- DATASET CONTENT
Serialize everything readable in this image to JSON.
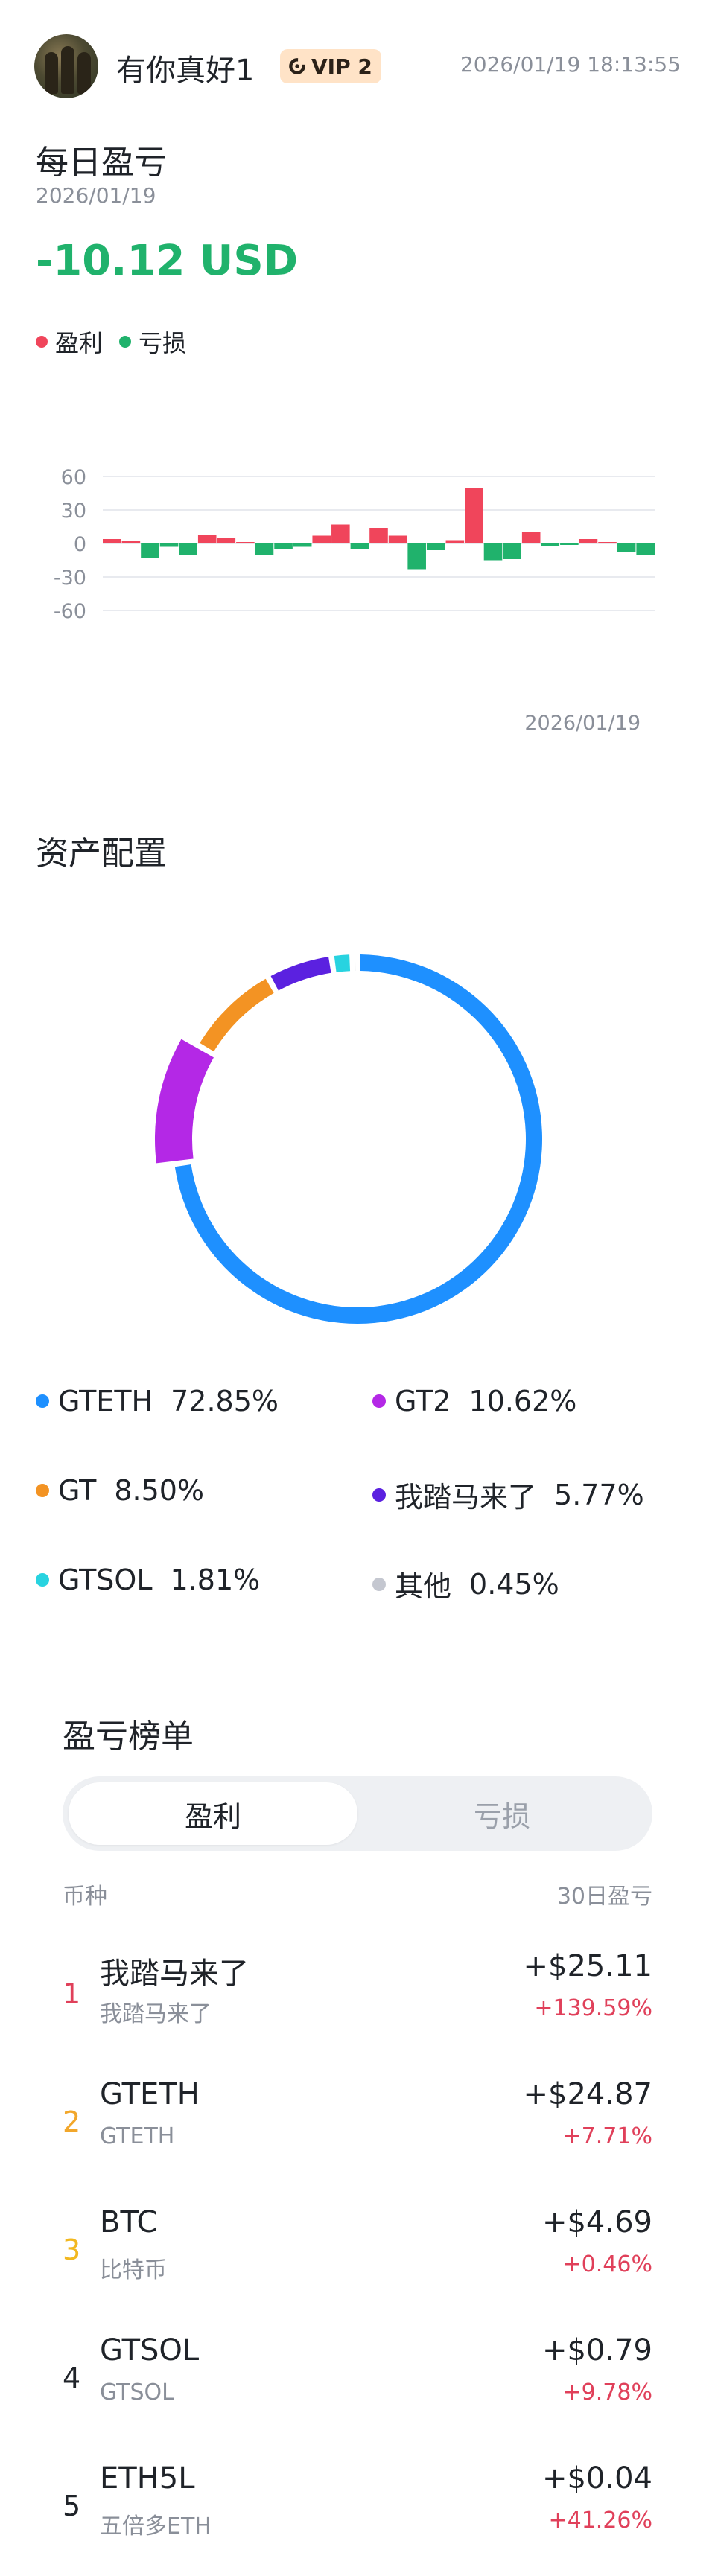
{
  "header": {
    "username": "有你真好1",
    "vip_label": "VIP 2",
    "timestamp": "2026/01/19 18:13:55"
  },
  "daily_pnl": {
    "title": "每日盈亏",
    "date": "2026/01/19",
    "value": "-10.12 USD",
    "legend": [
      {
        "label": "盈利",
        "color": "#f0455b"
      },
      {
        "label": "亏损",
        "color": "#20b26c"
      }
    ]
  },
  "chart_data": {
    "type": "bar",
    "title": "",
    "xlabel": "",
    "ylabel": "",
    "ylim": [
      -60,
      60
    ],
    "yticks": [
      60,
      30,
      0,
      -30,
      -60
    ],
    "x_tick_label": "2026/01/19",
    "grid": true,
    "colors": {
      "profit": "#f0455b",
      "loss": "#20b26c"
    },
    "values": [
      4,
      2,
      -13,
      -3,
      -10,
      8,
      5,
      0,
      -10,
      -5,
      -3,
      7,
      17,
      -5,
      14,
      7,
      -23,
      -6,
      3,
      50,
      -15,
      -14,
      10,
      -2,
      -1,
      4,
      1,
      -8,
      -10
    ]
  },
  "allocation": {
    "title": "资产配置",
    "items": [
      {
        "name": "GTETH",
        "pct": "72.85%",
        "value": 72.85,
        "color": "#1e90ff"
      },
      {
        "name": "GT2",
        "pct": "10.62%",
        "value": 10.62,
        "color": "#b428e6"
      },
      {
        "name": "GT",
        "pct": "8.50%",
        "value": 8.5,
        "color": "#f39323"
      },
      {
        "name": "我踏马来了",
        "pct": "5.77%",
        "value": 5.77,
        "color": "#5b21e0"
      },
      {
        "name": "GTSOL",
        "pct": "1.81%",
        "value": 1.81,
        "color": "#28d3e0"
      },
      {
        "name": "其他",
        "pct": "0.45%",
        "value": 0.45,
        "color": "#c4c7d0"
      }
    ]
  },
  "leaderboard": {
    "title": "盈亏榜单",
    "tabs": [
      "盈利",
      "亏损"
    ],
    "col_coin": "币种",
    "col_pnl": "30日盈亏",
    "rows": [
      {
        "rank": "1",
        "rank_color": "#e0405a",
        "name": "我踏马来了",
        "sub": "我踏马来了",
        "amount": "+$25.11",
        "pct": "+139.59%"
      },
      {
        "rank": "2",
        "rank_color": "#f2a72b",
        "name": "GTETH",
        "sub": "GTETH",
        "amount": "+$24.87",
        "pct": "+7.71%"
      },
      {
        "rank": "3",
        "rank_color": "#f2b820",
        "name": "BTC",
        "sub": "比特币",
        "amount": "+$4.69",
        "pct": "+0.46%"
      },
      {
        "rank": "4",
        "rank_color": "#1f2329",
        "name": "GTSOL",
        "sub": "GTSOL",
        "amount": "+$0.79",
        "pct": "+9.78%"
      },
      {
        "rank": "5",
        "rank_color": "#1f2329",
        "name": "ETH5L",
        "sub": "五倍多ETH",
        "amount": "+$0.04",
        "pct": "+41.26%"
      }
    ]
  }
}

==

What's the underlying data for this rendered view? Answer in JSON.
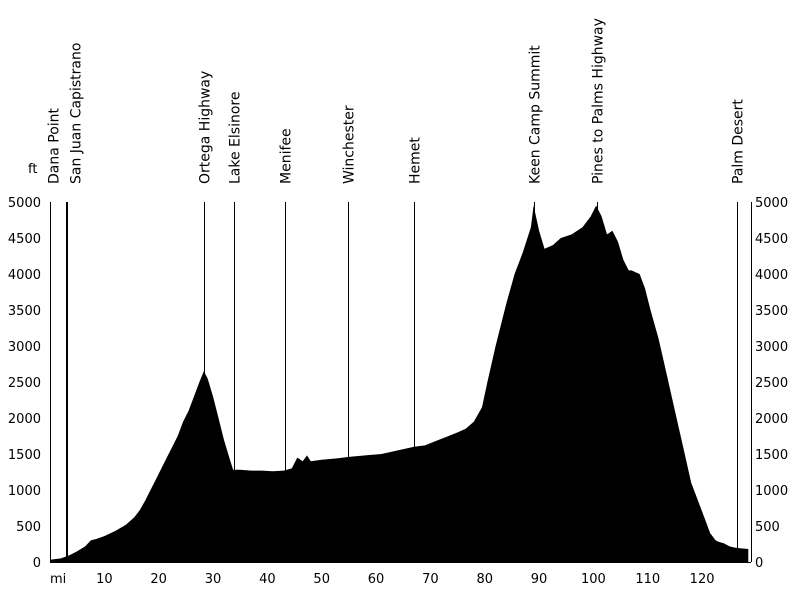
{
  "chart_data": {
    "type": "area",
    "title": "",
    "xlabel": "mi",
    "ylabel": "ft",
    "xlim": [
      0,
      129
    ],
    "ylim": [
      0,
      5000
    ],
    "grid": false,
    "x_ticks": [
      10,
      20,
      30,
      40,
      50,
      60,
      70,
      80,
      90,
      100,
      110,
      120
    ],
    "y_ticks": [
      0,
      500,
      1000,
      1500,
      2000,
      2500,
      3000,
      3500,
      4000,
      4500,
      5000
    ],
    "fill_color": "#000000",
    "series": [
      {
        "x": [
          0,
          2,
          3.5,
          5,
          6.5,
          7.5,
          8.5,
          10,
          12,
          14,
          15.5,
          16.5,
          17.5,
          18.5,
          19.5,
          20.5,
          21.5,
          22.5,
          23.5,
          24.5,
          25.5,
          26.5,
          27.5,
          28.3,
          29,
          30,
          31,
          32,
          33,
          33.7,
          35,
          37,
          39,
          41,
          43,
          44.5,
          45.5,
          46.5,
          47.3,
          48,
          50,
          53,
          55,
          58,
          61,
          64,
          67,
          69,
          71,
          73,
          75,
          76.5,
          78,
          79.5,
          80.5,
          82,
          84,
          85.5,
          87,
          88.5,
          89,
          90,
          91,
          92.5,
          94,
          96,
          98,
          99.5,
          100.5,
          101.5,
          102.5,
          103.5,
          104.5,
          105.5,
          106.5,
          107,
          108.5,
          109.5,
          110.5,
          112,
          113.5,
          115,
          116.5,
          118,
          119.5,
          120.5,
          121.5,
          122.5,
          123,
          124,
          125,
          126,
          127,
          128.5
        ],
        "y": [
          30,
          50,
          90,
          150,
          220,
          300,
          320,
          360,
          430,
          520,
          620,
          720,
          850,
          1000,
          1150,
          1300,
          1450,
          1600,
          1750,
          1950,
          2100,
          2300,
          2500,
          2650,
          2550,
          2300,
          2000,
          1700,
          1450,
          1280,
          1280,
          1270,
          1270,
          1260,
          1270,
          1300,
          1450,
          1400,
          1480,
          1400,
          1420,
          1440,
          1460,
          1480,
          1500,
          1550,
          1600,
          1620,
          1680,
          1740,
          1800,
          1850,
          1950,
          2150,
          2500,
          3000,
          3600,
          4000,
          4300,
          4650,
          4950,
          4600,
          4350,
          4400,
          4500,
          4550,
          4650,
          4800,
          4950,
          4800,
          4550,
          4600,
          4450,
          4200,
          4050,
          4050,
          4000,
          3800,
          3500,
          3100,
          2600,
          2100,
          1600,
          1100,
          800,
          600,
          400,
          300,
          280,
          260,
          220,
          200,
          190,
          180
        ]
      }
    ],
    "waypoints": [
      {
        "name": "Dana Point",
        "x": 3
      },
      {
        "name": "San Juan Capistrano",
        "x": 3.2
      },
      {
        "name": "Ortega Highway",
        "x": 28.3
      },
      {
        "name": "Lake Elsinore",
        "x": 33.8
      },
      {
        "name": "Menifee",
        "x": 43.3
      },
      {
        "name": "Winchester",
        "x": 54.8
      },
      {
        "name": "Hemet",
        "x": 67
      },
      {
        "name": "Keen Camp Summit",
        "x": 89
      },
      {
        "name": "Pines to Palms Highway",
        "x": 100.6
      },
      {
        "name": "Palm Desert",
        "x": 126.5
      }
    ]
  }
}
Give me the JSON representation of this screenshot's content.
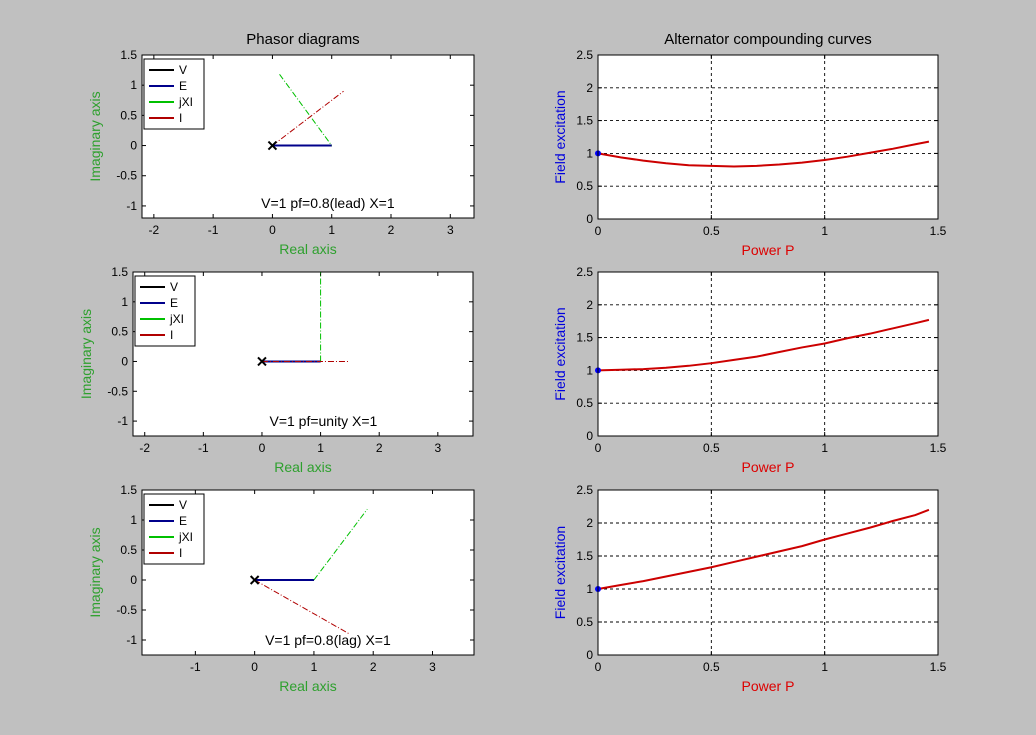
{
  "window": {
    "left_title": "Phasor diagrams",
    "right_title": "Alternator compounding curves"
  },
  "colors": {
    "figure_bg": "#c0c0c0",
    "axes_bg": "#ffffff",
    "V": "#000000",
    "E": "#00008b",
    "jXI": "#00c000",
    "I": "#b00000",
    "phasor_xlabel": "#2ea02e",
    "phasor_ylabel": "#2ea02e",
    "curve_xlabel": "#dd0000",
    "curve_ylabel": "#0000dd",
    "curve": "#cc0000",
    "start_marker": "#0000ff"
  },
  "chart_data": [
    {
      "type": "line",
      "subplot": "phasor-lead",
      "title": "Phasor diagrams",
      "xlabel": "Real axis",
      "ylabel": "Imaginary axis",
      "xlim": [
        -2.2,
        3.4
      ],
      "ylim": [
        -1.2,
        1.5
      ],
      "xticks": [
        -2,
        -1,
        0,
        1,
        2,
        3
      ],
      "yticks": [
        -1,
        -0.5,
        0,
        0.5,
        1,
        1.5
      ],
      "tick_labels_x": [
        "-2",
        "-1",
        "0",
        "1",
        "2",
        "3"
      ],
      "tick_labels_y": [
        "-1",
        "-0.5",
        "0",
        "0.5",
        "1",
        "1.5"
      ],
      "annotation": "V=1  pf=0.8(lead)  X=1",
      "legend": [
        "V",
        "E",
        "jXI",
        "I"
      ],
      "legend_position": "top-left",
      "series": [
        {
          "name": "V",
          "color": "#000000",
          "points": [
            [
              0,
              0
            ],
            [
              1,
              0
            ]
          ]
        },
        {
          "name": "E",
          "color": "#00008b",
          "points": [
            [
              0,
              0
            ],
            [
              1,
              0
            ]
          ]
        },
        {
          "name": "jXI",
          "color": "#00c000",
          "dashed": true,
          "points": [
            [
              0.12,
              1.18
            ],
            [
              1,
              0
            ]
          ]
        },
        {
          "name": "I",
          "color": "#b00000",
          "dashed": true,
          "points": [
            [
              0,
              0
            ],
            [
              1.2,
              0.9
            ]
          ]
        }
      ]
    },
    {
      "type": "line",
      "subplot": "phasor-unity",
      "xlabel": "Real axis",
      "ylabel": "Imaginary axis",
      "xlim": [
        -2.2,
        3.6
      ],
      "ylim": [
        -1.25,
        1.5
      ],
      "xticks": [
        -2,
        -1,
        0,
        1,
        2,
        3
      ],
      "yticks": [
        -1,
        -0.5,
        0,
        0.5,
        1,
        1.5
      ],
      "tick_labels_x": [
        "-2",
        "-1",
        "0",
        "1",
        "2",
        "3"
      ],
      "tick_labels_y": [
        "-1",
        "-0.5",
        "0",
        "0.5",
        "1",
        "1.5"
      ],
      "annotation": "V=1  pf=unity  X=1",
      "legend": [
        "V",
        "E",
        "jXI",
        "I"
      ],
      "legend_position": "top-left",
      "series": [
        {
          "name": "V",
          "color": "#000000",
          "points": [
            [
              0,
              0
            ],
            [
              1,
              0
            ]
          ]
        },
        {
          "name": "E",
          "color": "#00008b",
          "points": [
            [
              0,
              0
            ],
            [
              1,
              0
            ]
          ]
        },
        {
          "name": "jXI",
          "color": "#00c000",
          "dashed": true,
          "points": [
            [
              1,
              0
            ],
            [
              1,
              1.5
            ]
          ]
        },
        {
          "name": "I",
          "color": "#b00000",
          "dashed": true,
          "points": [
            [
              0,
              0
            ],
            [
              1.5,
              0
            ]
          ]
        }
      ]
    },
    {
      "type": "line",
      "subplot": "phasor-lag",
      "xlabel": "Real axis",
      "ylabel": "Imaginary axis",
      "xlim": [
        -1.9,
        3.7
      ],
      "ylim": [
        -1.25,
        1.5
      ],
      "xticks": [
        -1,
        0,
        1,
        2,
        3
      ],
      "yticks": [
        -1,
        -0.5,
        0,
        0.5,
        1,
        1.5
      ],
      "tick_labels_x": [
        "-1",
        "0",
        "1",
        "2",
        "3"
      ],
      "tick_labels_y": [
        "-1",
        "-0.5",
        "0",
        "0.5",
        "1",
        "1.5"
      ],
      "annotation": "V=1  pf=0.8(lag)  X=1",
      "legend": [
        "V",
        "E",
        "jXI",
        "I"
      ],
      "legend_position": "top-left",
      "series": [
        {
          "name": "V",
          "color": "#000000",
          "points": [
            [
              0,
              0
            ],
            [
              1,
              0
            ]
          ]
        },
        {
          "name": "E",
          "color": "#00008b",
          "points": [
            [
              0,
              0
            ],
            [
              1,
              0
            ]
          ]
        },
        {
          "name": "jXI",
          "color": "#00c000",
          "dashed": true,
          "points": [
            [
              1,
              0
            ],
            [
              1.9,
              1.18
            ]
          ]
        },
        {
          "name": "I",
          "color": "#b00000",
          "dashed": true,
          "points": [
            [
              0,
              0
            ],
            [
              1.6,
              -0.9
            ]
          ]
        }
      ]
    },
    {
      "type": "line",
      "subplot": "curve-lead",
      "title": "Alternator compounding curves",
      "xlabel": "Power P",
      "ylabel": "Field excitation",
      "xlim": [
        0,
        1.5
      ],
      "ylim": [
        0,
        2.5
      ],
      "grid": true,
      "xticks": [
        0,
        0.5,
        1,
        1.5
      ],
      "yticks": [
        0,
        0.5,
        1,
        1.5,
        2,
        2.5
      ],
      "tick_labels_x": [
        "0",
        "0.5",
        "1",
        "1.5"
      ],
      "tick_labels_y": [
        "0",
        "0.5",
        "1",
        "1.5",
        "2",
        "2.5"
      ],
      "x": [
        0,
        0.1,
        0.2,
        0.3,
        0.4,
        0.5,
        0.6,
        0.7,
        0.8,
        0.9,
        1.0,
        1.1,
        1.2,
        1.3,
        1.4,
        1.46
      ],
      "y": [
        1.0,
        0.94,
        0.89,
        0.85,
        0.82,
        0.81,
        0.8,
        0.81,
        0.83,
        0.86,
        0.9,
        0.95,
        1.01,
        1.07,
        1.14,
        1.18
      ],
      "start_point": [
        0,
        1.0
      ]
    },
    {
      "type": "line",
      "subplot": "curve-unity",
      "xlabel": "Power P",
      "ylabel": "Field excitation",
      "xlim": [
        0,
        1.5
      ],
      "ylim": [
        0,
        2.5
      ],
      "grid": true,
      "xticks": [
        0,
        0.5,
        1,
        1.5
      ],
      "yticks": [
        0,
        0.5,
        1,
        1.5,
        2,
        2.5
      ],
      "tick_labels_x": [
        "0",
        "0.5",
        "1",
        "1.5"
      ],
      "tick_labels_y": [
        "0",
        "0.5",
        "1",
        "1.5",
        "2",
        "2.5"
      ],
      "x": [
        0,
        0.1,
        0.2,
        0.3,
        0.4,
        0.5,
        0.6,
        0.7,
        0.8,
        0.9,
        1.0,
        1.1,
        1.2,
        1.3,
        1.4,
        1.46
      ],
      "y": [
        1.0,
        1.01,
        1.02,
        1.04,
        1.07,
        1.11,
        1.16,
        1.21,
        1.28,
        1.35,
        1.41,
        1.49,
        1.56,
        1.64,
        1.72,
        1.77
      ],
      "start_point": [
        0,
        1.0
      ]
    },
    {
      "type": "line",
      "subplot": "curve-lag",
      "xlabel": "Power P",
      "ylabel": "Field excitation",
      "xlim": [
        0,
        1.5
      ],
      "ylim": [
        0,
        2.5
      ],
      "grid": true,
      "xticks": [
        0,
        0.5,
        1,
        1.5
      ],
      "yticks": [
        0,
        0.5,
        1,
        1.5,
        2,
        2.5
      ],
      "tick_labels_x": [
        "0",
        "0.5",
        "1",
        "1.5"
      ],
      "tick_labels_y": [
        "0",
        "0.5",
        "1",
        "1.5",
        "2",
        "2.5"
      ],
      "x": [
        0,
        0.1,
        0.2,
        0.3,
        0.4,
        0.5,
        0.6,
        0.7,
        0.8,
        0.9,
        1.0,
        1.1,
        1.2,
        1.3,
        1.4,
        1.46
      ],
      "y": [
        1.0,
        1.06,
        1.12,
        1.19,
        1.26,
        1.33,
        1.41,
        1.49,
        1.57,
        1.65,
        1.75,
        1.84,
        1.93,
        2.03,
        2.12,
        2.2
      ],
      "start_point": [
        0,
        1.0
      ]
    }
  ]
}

- STATED EXERCISE
Locate each line with the word "amount" and copy it.

- RESULT OF THE TASK
        "amount": "+$25.11",
        "amount": "+$24.87",
        "amount": "+$4.69",
        "amount": "+$0.79",
        "amount": "+$0.04",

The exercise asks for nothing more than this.